- _GOAL_
Exactly reproduce the lines that follow.

- _Stored entries_
^^^^^^^^^^^^^^^^

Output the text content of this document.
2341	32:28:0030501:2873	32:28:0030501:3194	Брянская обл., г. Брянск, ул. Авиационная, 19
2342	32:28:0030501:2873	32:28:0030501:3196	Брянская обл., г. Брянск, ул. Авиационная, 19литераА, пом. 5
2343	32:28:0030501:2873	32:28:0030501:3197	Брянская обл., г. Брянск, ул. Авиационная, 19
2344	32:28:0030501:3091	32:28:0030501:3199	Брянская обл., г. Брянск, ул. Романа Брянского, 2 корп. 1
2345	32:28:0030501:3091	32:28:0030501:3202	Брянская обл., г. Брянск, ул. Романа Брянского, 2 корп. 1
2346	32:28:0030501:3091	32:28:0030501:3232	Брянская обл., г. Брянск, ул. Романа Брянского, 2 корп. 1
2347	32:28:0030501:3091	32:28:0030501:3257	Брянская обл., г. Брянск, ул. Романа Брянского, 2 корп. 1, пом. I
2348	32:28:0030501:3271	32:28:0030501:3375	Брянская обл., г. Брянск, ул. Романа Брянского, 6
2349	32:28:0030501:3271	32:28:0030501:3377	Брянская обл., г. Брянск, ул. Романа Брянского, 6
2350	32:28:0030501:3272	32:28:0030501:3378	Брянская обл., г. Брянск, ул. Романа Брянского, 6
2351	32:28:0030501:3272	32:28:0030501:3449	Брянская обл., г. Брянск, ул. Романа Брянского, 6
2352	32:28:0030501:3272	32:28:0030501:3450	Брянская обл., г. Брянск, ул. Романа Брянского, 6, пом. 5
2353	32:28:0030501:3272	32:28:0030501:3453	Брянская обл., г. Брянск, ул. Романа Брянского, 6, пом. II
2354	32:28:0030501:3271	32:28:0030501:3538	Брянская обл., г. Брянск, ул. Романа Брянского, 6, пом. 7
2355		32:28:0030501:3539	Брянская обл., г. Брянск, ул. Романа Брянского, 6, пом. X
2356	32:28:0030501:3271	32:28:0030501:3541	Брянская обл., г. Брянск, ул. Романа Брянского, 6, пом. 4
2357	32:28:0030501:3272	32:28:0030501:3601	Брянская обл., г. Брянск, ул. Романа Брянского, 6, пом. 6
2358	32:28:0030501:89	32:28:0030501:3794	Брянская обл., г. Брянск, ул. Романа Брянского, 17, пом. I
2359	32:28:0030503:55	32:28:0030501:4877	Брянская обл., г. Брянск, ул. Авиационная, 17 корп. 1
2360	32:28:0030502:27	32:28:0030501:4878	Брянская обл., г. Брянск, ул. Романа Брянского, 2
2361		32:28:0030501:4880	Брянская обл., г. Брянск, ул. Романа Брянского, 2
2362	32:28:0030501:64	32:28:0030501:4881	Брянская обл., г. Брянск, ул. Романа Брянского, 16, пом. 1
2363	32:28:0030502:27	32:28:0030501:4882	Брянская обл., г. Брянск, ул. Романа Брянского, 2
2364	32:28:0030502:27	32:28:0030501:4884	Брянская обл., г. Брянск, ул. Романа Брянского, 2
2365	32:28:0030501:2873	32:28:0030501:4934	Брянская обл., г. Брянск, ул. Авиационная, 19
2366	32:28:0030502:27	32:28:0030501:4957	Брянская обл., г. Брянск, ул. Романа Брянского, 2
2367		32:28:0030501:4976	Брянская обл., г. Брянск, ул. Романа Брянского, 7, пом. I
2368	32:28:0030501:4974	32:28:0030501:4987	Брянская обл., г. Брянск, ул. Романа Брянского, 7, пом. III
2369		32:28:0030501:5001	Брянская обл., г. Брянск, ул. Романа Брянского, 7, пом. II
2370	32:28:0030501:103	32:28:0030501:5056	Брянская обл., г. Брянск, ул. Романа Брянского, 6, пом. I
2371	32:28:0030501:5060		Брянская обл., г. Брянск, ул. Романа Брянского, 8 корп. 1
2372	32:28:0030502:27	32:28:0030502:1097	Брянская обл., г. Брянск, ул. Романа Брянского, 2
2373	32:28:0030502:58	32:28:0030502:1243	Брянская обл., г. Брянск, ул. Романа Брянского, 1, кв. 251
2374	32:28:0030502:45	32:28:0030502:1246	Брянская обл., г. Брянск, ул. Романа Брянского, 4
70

^^^^^^^^^^^^^^^^

- _EXERCISE RESPONSE_
Output the text content of this document.
2341	32:28:0030501:2873	32:28:0030501:3194	Брянская обл., г. Брянск, ул. Авиационная, 19
2342	32:28:0030501:2873	32:28:0030501:3196	Брянская обл., г. Брянск, ул. Авиационная, 19литераА, пом. 5
2343	32:28:0030501:2873	32:28:0030501:3197	Брянская обл., г. Брянск, ул. Авиационная, 19
2344	32:28:0030501:3091	32:28:0030501:3199	Брянская обл., г. Брянск, ул. Романа Брянского, 2 корп. 1
2345	32:28:0030501:3091	32:28:0030501:3202	Брянская обл., г. Брянск, ул. Романа Брянского, 2 корп. 1
2346	32:28:0030501:3091	32:28:0030501:3232	Брянская обл., г. Брянск, ул. Романа Брянского, 2 корп. 1
2347	32:28:0030501:3091	32:28:0030501:3257	Брянская обл., г. Брянск, ул. Романа Брянского, 2 корп. 1, пом. I
2348	32:28:0030501:3271	32:28:0030501:3375	Брянская обл., г. Брянск, ул. Романа Брянского, 6
2349	32:28:0030501:3271	32:28:0030501:3377	Брянская обл., г. Брянск, ул. Романа Брянского, 6
2350	32:28:0030501:3272	32:28:0030501:3378	Брянская обл., г. Брянск, ул. Романа Брянского, 6
2351	32:28:0030501:3272	32:28:0030501:3449	Брянская обл., г. Брянск, ул. Романа Брянского, 6
2352	32:28:0030501:3272	32:28:0030501:3450	Брянская обл., г. Брянск, ул. Романа Брянского, 6, пом. 5
2353	32:28:0030501:3272	32:28:0030501:3453	Брянская обл., г. Брянск, ул. Романа Брянского, 6, пом. II
2354	32:28:0030501:3271	32:28:0030501:3538	Брянская обл., г. Брянск, ул. Романа Брянского, 6, пом. 7
2355		32:28:0030501:3539	Брянская обл., г. Брянск, ул. Романа Брянского, 6, пом. X
2356	32:28:0030501:3271	32:28:0030501:3541	Брянская обл., г. Брянск, ул. Романа Брянского, 6, пом. 4
2357	32:28:0030501:3272	32:28:0030501:3601	Брянская обл., г. Брянск, ул. Романа Брянского, 6, пом. 6
2358	32:28:0030501:89	32:28:0030501:3794	Брянская обл., г. Брянск, ул. Романа Брянского, 17, пом. I
2359	32:28:0030503:55	32:28:0030501:4877	Брянская обл., г. Брянск, ул. Авиационная, 17 корп. 1
2360	32:28:0030502:27	32:28:0030501:4878	Брянская обл., г. Брянск, ул. Романа Брянского, 2
2361		32:28:0030501:4880	Брянская обл., г. Брянск, ул. Романа Брянского, 2
2362	32:28:0030501:64	32:28:0030501:4881	Брянская обл., г. Брянск, ул. Романа Брянского, 16, пом. 1
2363	32:28:0030502:27	32:28:0030501:4882	Брянская обл., г. Брянск, ул. Романа Брянского, 2
2364	32:28:0030502:27	32:28:0030501:4884	Брянская обл., г. Брянск, ул. Романа Брянского, 2
2365	32:28:0030501:2873	32:28:0030501:4934	Брянская обл., г. Брянск, ул. Авиационная, 19
2366	32:28:0030502:27	32:28:0030501:4957	Брянская обл., г. Брянск, ул. Романа Брянского, 2
2367		32:28:0030501:4976	Брянская обл., г. Брянск, ул. Романа Брянского, 7, пом. I
2368	32:28:0030501:4974	32:28:0030501:4987	Брянская обл., г. Брянск, ул. Романа Брянского, 7, пом. III
2369		32:28:0030501:5001	Брянская обл., г. Брянск, ул. Романа Брянского, 7, пом. II
2370	32:28:0030501:103	32:28:0030501:5056	Брянская обл., г. Брянск, ул. Романа Брянского, 6, пом. I
2371	32:28:0030501:5060		Брянская обл., г. Брянск, ул. Романа Брянского, 8 корп. 1
2372	32:28:0030502:27	32:28:0030502:1097	Брянская обл., г. Брянск, ул. Романа Брянского, 2
2373	32:28:0030502:58	32:28:0030502:1243	Брянская обл., г. Брянск, ул. Романа Брянского, 1, кв. 251
2374	32:28:0030502:45	32:28:0030502:1246	Брянская обл., г. Брянск, ул. Романа Брянского, 4
70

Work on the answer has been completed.